REQUIRED WORK — Reproduce every line of the material below as a numbered list, omitting blank lines and leaving out the picture.

___ DATA SECTION ___

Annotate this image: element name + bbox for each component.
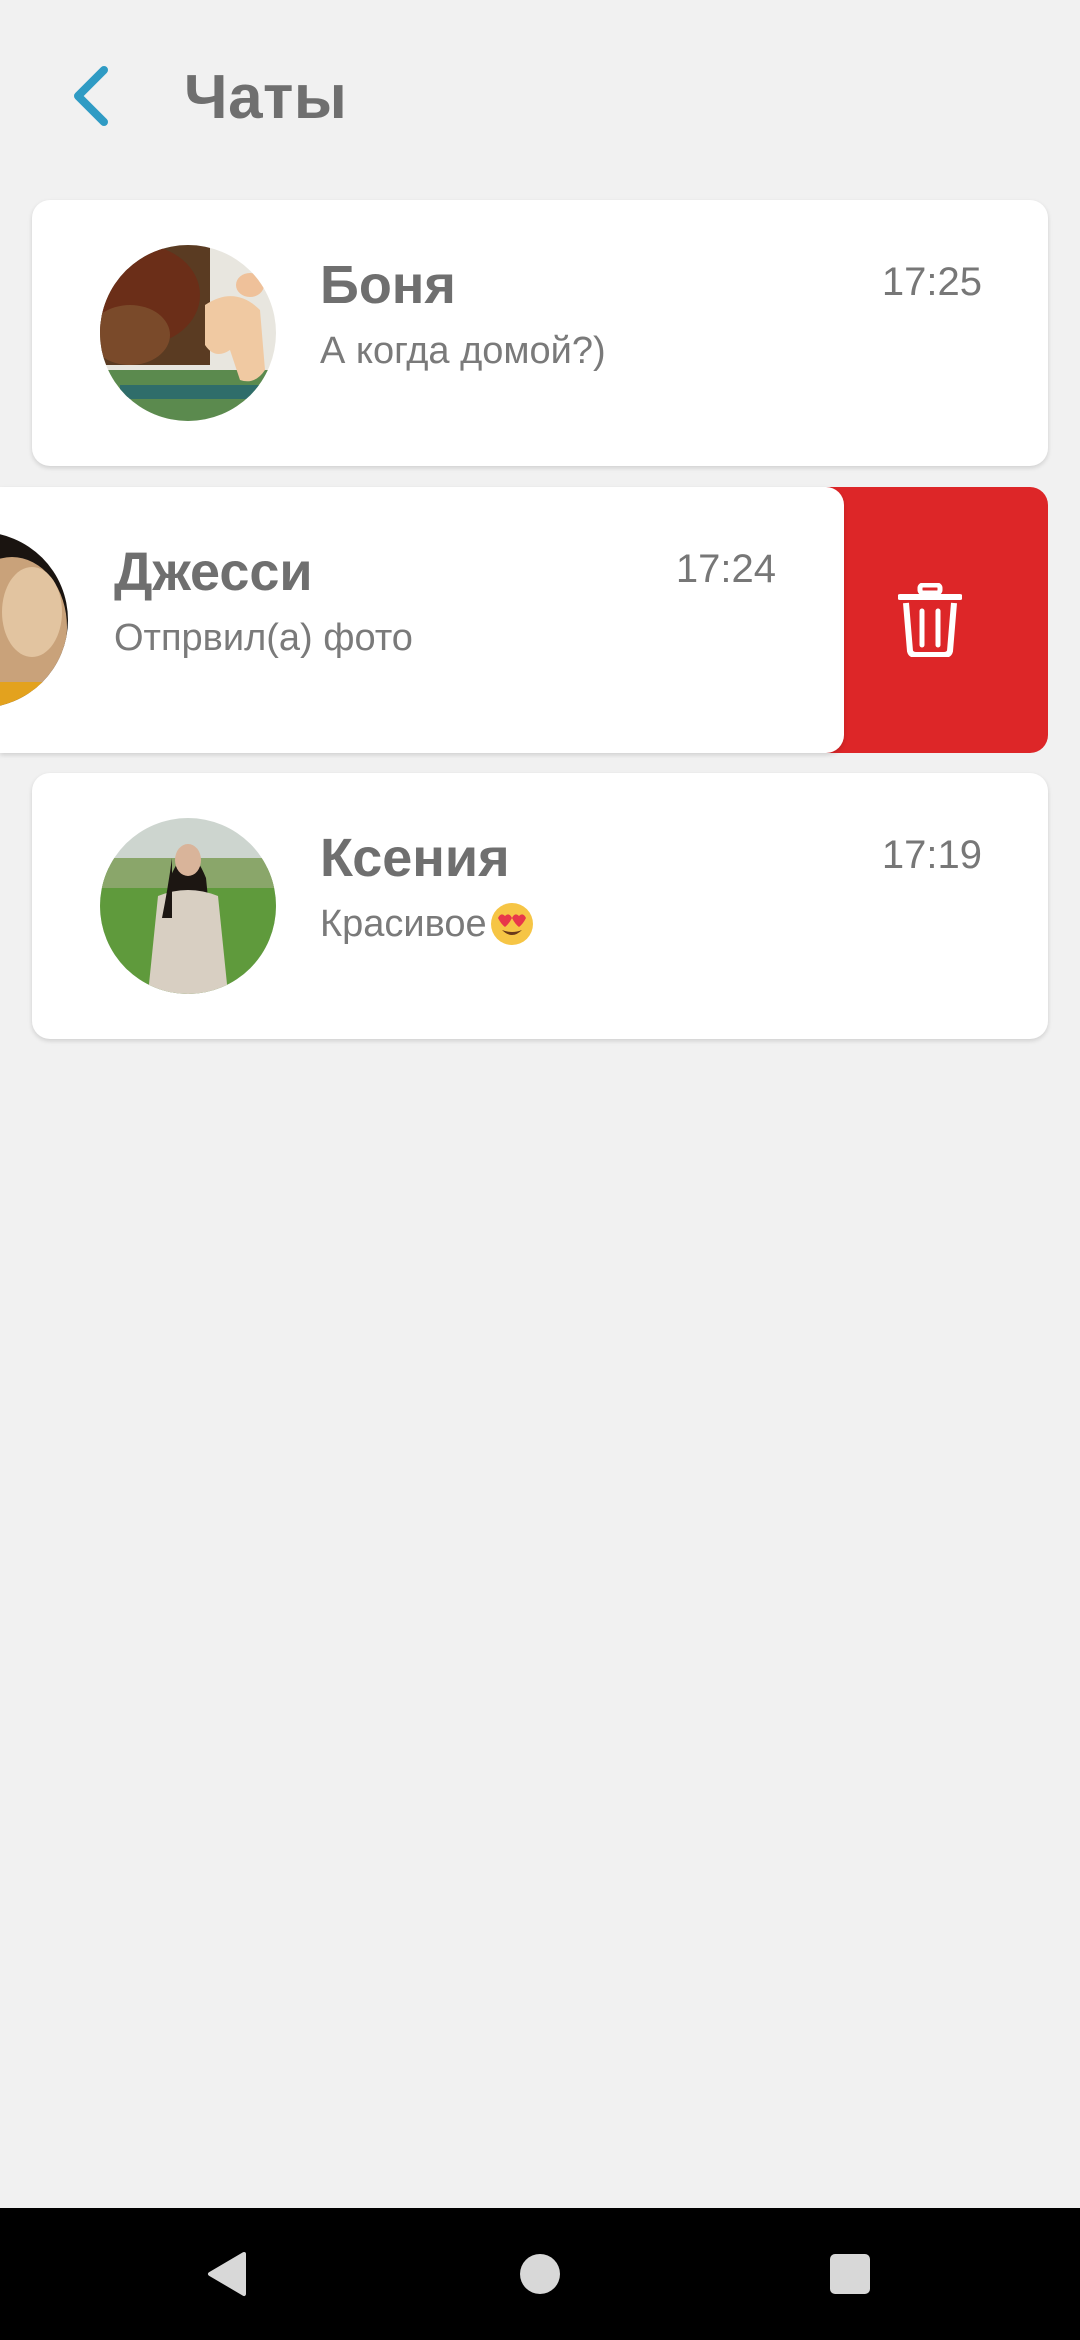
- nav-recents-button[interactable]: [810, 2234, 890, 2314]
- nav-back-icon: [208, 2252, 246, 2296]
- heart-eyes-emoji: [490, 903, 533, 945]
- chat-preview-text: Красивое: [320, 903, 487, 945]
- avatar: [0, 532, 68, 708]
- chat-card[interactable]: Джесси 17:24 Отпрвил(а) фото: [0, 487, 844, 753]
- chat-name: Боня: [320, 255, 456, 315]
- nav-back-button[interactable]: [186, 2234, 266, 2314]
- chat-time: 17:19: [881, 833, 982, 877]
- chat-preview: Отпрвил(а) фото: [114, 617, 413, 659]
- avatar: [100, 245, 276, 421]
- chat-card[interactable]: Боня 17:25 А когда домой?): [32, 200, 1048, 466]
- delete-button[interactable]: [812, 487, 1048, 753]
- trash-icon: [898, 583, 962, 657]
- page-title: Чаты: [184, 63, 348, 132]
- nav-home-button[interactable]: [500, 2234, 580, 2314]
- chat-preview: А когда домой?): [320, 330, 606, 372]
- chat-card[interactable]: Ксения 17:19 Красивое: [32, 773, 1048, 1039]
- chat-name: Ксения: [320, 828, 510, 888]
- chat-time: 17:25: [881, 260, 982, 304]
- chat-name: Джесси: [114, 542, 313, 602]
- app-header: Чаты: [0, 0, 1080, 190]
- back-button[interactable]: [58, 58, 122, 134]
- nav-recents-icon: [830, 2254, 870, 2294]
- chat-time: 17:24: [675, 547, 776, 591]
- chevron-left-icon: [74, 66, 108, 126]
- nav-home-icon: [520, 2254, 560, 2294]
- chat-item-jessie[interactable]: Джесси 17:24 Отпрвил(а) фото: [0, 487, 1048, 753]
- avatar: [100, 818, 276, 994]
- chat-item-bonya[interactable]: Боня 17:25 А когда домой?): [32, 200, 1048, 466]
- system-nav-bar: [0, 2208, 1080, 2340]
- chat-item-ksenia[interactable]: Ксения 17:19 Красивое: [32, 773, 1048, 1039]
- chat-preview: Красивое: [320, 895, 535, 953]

___

TASK RESPONSE —
1. Annotate this image: element name + bbox for each component.
2. - nav-recents-button[interactable]: [810, 2234, 890, 2314]
3. - nav-back-icon: [208, 2252, 246, 2296]
4. - heart-eyes-emoji: [490, 903, 533, 945]
5. - chat-preview-text: Красивое: [320, 903, 487, 945]
6. - avatar: [0, 532, 68, 708]
7. - chat-card[interactable]: Джесси 17:24 Отпрвил(а) фото: [0, 487, 844, 753]
8. - chat-name: Боня: [320, 255, 456, 315]
9. - nav-back-button[interactable]: [186, 2234, 266, 2314]
10. - chat-time: 17:19: [881, 833, 982, 877]
11. - chat-preview: Отпрвил(а) фото: [114, 617, 413, 659]
12. - avatar: [100, 245, 276, 421]
13. - chat-card[interactable]: Боня 17:25 А когда домой?): [32, 200, 1048, 466]
14. - delete-button[interactable]: [812, 487, 1048, 753]
15. - trash-icon: [898, 583, 962, 657]
16. - page-title: Чаты: [184, 63, 348, 132]
17. - nav-home-button[interactable]: [500, 2234, 580, 2314]
18. - chat-preview: А когда домой?): [320, 330, 606, 372]
19. - chat-card[interactable]: Ксения 17:19 Красивое: [32, 773, 1048, 1039]
20. - chat-name: Ксения: [320, 828, 510, 888]
21. - chat-time: 17:25: [881, 260, 982, 304]
22. - chat-name: Джесси: [114, 542, 313, 602]
23. - app-header: Чаты: [0, 0, 1080, 190]
24. - back-button[interactable]: [58, 58, 122, 134]
25. - nav-recents-icon: [830, 2254, 870, 2294]
26. - chat-time: 17:24: [675, 547, 776, 591]
27. - chevron-left-icon: [74, 66, 108, 126]
28. - nav-home-icon: [520, 2254, 560, 2294]
29. - chat-item-jessie[interactable]: Джесси 17:24 Отпрвил(а) фото: [0, 487, 1048, 753]
30. - avatar: [100, 818, 276, 994]
31. - chat-item-bonya[interactable]: Боня 17:25 А когда домой?): [32, 200, 1048, 466]
32. - system-nav-bar: [0, 2208, 1080, 2340]
33. - chat-item-ksenia[interactable]: Ксения 17:19 Красивое: [32, 773, 1048, 1039]
34. - chat-preview: Красивое: [320, 895, 535, 953]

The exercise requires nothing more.